• Texte fourni
Le taux de la nouvelle taxe (un impôt, en fait) s’élèverait à 3% des revenus découlant de services à des Canadiens. Le Canada s’attend à ce que cette nouvelle taxe sur les services numériques lui permette de dégager plus de 500 millions de dollars annuellement. Avec de tels chiffres, difficile de résister, il faut avouer.

Le gouvernement mène actuellement une consultation sur la taxe sur les services numériques, laquelle est ouverte jusqu’au 18 juin prochain.

Les diffuseurs de films et d’émissions en ligne dans la mire du législateur canadien

Les médias rapportaient hier matin que le gouvernement fédéral canadien envisage sérieusement de légiférer pour mieux encadrer les diffuseurs de contenu en ligne, comme Netflix, Amazon Prime Video, Disney+ et Crave.

Le but ici serait de dorénavant mieux encadrer ce type de diffusion de contenu, jusqu’à maintenant largement demeurée libre de faire ce qu’on y veut, incluant par rapport au contenu canadien, etc. Selon le ministre du Patrimoine, il n’est pas approprié que nos diffuseurs traditionnels, eux, soient contraints par nos lois, alors que Netflix et compagnie ne le sont pas du tout, ou du moins très peu.

• Enregistrements fournis

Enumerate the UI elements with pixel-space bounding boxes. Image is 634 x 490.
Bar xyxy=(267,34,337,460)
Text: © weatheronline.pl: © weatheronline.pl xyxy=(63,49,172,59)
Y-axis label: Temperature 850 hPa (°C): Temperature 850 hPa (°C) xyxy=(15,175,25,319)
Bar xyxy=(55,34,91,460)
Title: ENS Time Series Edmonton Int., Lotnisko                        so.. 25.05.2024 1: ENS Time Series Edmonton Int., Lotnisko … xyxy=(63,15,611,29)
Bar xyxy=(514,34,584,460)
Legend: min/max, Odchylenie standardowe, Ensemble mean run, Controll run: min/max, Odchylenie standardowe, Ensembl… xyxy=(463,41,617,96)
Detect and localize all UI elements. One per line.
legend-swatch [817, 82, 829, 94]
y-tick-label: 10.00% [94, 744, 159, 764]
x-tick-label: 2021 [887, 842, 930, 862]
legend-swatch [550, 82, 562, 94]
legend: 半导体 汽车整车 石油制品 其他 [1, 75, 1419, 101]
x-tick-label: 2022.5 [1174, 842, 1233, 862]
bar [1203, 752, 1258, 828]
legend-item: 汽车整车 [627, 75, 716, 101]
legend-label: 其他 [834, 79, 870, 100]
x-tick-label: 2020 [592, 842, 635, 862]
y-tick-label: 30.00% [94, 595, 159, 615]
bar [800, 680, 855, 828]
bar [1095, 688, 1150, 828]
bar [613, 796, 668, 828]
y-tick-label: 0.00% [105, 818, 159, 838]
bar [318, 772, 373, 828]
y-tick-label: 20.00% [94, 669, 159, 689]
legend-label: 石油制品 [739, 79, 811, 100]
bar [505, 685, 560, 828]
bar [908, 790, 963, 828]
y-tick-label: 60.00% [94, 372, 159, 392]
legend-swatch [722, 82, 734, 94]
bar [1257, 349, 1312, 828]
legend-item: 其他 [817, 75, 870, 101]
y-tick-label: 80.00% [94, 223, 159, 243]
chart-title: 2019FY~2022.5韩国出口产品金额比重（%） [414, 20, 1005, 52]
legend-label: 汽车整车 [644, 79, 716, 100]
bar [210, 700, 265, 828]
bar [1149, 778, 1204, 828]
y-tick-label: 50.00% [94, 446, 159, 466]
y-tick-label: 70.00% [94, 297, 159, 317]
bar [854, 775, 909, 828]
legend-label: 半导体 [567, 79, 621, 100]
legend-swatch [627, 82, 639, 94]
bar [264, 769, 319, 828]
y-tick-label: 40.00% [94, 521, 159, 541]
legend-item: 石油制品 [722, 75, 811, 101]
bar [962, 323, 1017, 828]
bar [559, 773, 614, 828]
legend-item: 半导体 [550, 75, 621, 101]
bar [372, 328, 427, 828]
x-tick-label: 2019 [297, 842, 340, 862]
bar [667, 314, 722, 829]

• Exercices
1. D'après le texte fourni, à quel taux s'élèverait la nouvelle taxe sur les services numériques ?
2. Recopiez les lignes des enregistrements en partant du début et en terminant par celle qui contient « Bar xyxy=(55,34,91,460) », incluse, en substituant « Température 850 hPa (°C) » à « Temperature 850 hPa (°C) ».

• Corrigés
1. À 3 % des revenus découlant de services à des Canadiens.

2.
Enumerate the UI elements with pixel-space bounding boxes. Image is 634 x 490.
Bar xyxy=(267,34,337,460)
Text: © weatheronline.pl: © weatheronline.pl xyxy=(63,49,172,59)
Y-axis label: Température 850 hPa (°C): Température 850 hPa (°C) xyxy=(15,175,25,319)
Bar xyxy=(55,34,91,460)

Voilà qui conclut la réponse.